Part of a data file:

[start]

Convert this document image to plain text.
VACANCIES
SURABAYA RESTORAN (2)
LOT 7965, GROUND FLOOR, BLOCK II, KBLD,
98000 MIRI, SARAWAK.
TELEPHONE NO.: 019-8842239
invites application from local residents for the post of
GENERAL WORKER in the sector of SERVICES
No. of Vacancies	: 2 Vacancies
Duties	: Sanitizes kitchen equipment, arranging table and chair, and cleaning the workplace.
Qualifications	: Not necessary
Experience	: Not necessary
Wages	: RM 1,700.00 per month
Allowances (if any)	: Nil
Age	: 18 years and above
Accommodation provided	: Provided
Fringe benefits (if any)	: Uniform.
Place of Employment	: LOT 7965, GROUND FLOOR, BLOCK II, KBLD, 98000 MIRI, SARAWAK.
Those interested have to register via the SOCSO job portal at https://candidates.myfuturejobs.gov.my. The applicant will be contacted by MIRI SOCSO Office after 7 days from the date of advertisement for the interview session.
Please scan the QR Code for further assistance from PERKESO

[end]

STATED PROBLEM — Copy out all the entries shown above, character for character.

TASK SOLUTION —
Convert this document image to plain text.
VACANCIES
SURABAYA RESTORAN (2)
LOT 7965, GROUND FLOOR, BLOCK II, KBLD,
98000 MIRI, SARAWAK.
TELEPHONE NO.: 019-8842239
invites application from local residents for the post of
GENERAL WORKER in the sector of SERVICES
No. of Vacancies	: 2 Vacancies
Duties	: Sanitizes kitchen equipment, arranging table and chair, and cleaning the workplace.
Qualifications	: Not necessary
Experience	: Not necessary
Wages	: RM 1,700.00 per month
Allowances (if any)	: Nil
Age	: 18 years and above
Accommodation provided	: Provided
Fringe benefits (if any)	: Uniform.
Place of Employment	: LOT 7965, GROUND FLOOR, BLOCK II, KBLD, 98000 MIRI, SARAWAK.
Those interested have to register via the SOCSO job portal at https://candidates.myfuturejobs.gov.my. The applicant will be contacted by MIRI SOCSO Office after 7 days from the date of advertisement for the interview session.
Please scan the QR Code for further assistance from PERKESO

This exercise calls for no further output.